* _Qué se pide_:
(1) Transcribe de la biografía de Juan Fernández Franco el tramo que va desde "Fernández Franco, Juan." hasta "Ambrosio de Morales.".
(2) Prosigue la biografía de Juan Fernández Franco a partir de su última oración.

Fernández Franco, Juan. ¿Pozoblanco (Córdoba)?, c. 1520-1525 – Bujalance (Córdoba) – 24.VI.1601 o 25.IX.1601. Epigrafista y arqueólogo.

Figura clave del siglo xvi en el estudio de la epigrafía de la Bética romana, los datos que se conocen sobre Juan Fernández Franco no sólo pecan de escasos, sino que, además, son imprecisos e incluso contradictorios entre sus biógrafos. Hijo de Juan Alfonso Fernández Franco y de Isabel Rodríguez, parece haber recibido parte de su formación jurídica junto a su hermano, Pedro Fernando, en Granada. En la segunda mitad de la década de 1530 o principios de la de 1540 estudió Retórica en la Universidad de Alcalá, donde tuvo como profesor al cronista Ambrosio de Morales.

* _Datos de origen_:
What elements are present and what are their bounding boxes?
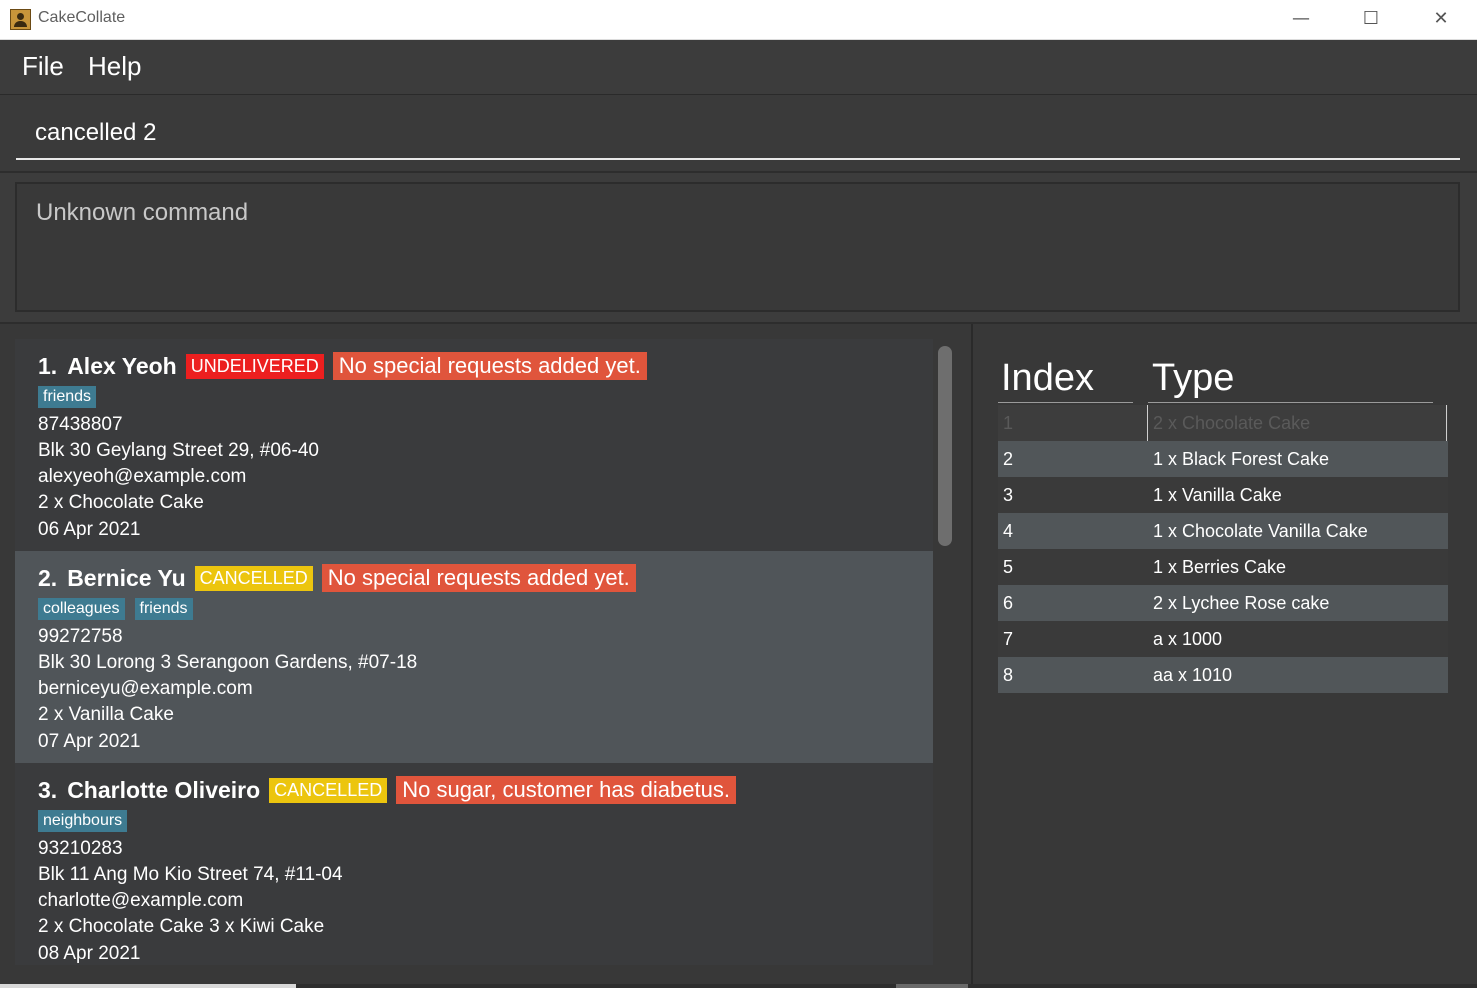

* _Respuestas del ejercicio_:
(1)
Fernández Franco, Juan. ¿Pozoblanco (Córdoba)?, c. 1520-1525 – Bujalance (Córdoba) – 24.VI.1601 o 25.IX.1601. Epigrafista y arqueólogo.

Figura clave del siglo xvi en el estudio de la epigrafía de la Bética romana, los datos que se conocen sobre Juan Fernández Franco no sólo pecan de escasos, sino que, además, son imprecisos e incluso contradictorios entre sus biógrafos. Hijo de Juan Alfonso Fernández Franco y de Isabel Rodríguez, parece haber recibido parte de su formación jurídica junto a su hermano, Pedro Fernando, en Granada. En la segunda mitad de la década de 1530 o principios de la de 1540 estudió Retórica en la Universidad de Alcalá, donde tuvo como profesor al cronista Ambrosio de Morales.

(2)
Completó su formación en Salamanca, donde, en 1550, ya era bachiller en Jurisprudencia y más tarde licenciado. De vuelta a Andalucía, residió en Montoro, donde contrajo matrimonio con Juana Pedrique, del que nació su hijo Diego Fernández Franco que sintió, como su padre, una gran afición por las antigüedades. Su dedicación a la epigrafía siempre fue una actividad paralela a los cargos que ocupó por su formación en Leyes: recién creado el marquesado de El Carpio en 1549, entró al servicio de los marqueses, que le nombraron gobernador de sus estados, cargo que le obligó a establecerse en la villa de El Carpio (Córdoba). En 1597 otorgó posesión jurídica de dichos estados a Luis de Haro, quien le confirmó en el gobierno de Los Pedroches, donde ejerció como juez de apelaciones por lo que se trasladó a Pozoblanco; también ejerció la justicia en Espejo, Chillón, Montilla, Fuente Obejuna, Baza y Bujalance. En 1593 tenía en proyecto partir a Indias, para lo que solicitaba en una carta consejo a Garcilaso de la Vega, con quien, además de vínculos de amistad, mantenía correspondencia sobre asuntos histórico-arqueológicos; pero el viaje no se llevó a cabo. En 1599 contrajo matrimonio con Marina de León, en Bujalance, ciudad en la que residió hasta su muerte acaecida dos años después.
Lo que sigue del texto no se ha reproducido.